→ **Dataset records**
★ ★ ★ ★ ★

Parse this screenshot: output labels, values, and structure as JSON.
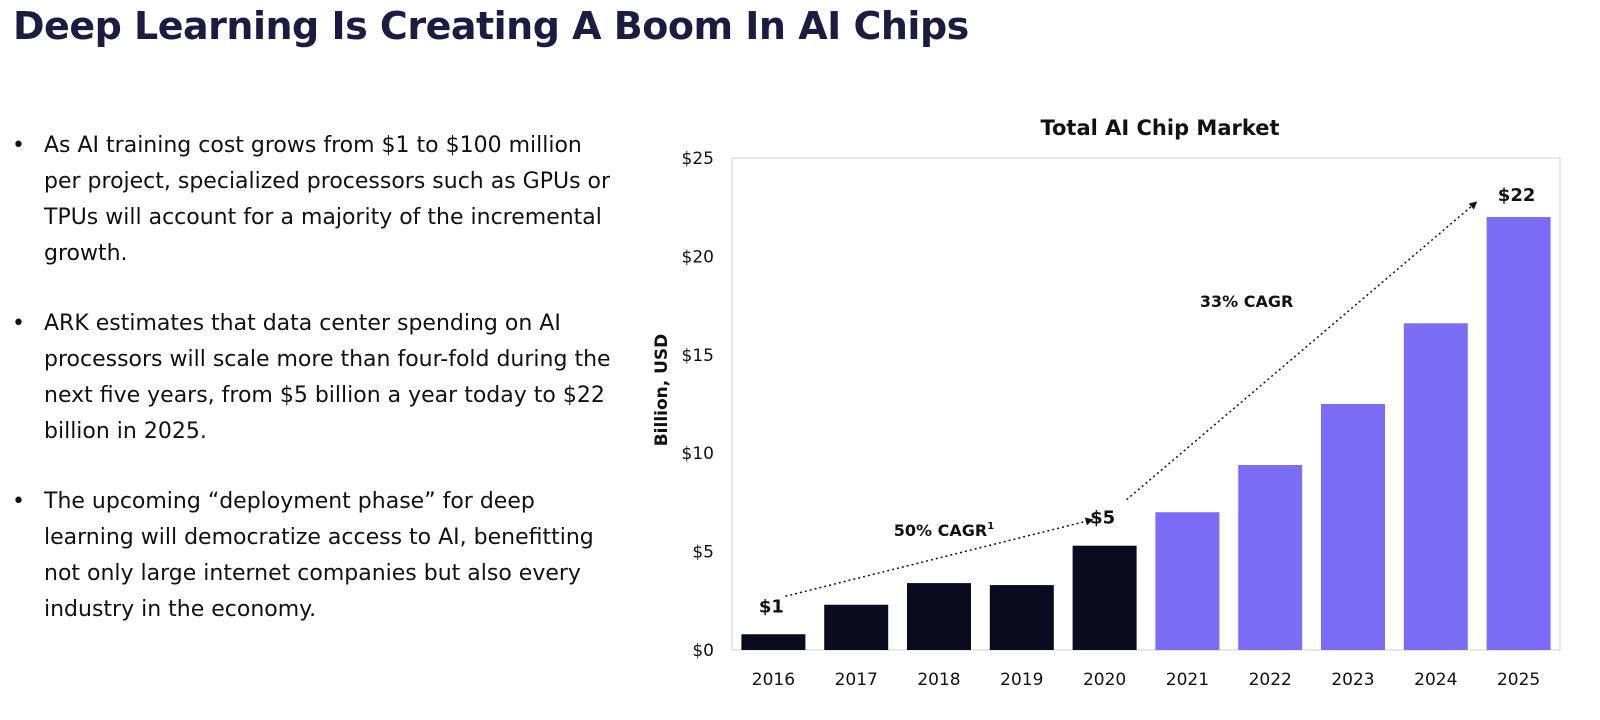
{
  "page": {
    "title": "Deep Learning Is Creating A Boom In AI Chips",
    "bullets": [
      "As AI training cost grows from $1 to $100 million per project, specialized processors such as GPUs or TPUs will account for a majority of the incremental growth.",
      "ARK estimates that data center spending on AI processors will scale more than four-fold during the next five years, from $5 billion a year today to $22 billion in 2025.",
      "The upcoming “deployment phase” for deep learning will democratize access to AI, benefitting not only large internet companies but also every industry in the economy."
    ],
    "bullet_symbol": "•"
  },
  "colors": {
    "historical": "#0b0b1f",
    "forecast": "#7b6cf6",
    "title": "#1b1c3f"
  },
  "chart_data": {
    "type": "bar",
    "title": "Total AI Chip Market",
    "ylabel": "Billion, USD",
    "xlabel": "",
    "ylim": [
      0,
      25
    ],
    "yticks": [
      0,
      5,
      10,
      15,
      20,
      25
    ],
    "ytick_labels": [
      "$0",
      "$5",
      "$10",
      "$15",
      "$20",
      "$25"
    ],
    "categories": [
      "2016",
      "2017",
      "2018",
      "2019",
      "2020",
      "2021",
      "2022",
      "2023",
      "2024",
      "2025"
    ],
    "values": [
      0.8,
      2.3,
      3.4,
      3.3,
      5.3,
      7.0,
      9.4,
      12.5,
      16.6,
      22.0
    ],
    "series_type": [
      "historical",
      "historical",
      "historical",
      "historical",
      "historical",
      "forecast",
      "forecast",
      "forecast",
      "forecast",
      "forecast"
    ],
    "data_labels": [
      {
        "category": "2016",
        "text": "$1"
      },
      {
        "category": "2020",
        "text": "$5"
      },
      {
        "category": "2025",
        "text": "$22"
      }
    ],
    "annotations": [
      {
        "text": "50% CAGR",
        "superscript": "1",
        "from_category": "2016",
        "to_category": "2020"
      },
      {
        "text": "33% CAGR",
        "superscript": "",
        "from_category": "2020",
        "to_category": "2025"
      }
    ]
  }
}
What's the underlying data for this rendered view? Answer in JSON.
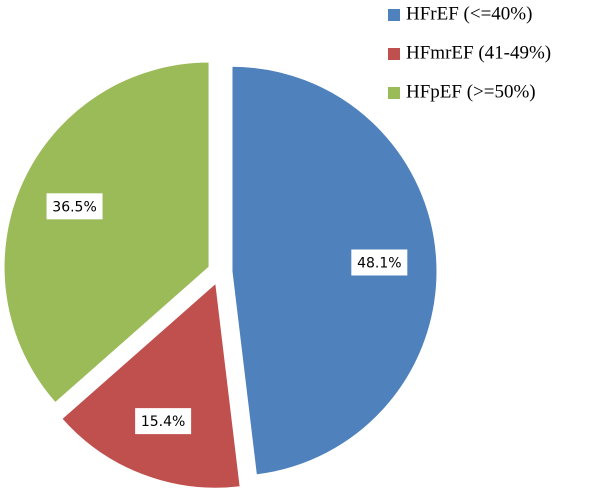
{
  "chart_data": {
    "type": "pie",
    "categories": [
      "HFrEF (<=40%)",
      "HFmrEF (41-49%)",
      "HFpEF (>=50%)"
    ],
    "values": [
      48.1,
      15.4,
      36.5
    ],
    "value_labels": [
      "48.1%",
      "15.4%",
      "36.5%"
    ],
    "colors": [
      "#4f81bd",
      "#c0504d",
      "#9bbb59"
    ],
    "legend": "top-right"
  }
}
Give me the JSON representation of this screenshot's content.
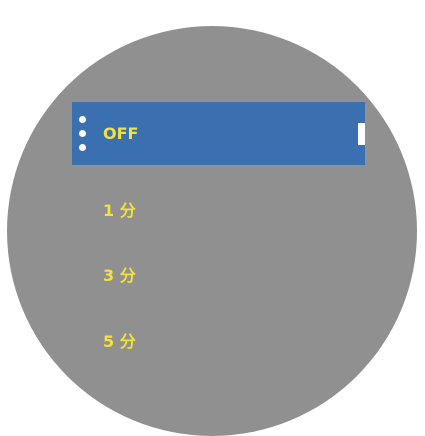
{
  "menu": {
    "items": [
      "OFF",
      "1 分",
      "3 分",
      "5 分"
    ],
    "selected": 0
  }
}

★ ★ ★ ★ ★

→ **What you should do**
Without including any picture, repeat the data exactly.

→ **Correct output**
Parse this screenshot: output labels, values, and structure as JSON.
{
  "page": {
    "title": "Deep Learning Is Creating A Boom In AI Chips",
    "bullets": [
      "As AI training cost grows from $1 to $100 million per project, specialized processors such as GPUs or TPUs will account for a majority of the incremental growth.",
      "ARK estimates that data center spending on AI processors will scale more than four-fold during the next five years, from $5 billion a year today to $22 billion in 2025.",
      "The upcoming “deployment phase” for deep learning will democratize access to AI, benefitting not only large internet companies but also every industry in the economy."
    ],
    "bullet_symbol": "•"
  },
  "colors": {
    "historical": "#0b0b1f",
    "forecast": "#7b6cf6",
    "title": "#1b1c3f"
  },
  "chart_data": {
    "type": "bar",
    "title": "Total AI Chip Market",
    "ylabel": "Billion, USD",
    "xlabel": "",
    "ylim": [
      0,
      25
    ],
    "yticks": [
      0,
      5,
      10,
      15,
      20,
      25
    ],
    "ytick_labels": [
      "$0",
      "$5",
      "$10",
      "$15",
      "$20",
      "$25"
    ],
    "categories": [
      "2016",
      "2017",
      "2018",
      "2019",
      "2020",
      "2021",
      "2022",
      "2023",
      "2024",
      "2025"
    ],
    "values": [
      0.8,
      2.3,
      3.4,
      3.3,
      5.3,
      7.0,
      9.4,
      12.5,
      16.6,
      22.0
    ],
    "series_type": [
      "historical",
      "historical",
      "historical",
      "historical",
      "historical",
      "forecast",
      "forecast",
      "forecast",
      "forecast",
      "forecast"
    ],
    "data_labels": [
      {
        "category": "2016",
        "text": "$1"
      },
      {
        "category": "2020",
        "text": "$5"
      },
      {
        "category": "2025",
        "text": "$22"
      }
    ],
    "annotations": [
      {
        "text": "50% CAGR",
        "superscript": "1",
        "from_category": "2016",
        "to_category": "2020"
      },
      {
        "text": "33% CAGR",
        "superscript": "",
        "from_category": "2020",
        "to_category": "2025"
      }
    ]
  }
}
What's the underlying data for this rendered view? Answer in JSON.
{
  "chart_data": {
    "type": "pie",
    "categories": [
      "HFrEF (<=40%)",
      "HFmrEF (41-49%)",
      "HFpEF (>=50%)"
    ],
    "values": [
      48.1,
      15.4,
      36.5
    ],
    "value_labels": [
      "48.1%",
      "15.4%",
      "36.5%"
    ],
    "colors": [
      "#4f81bd",
      "#c0504d",
      "#9bbb59"
    ],
    "legend": "top-right"
  }
}
Give me the JSON representation of this screenshot's content.
{
  "menu": {
    "items": [
      "OFF",
      "1 分",
      "3 分",
      "5 分"
    ],
    "selected": 0
  }
}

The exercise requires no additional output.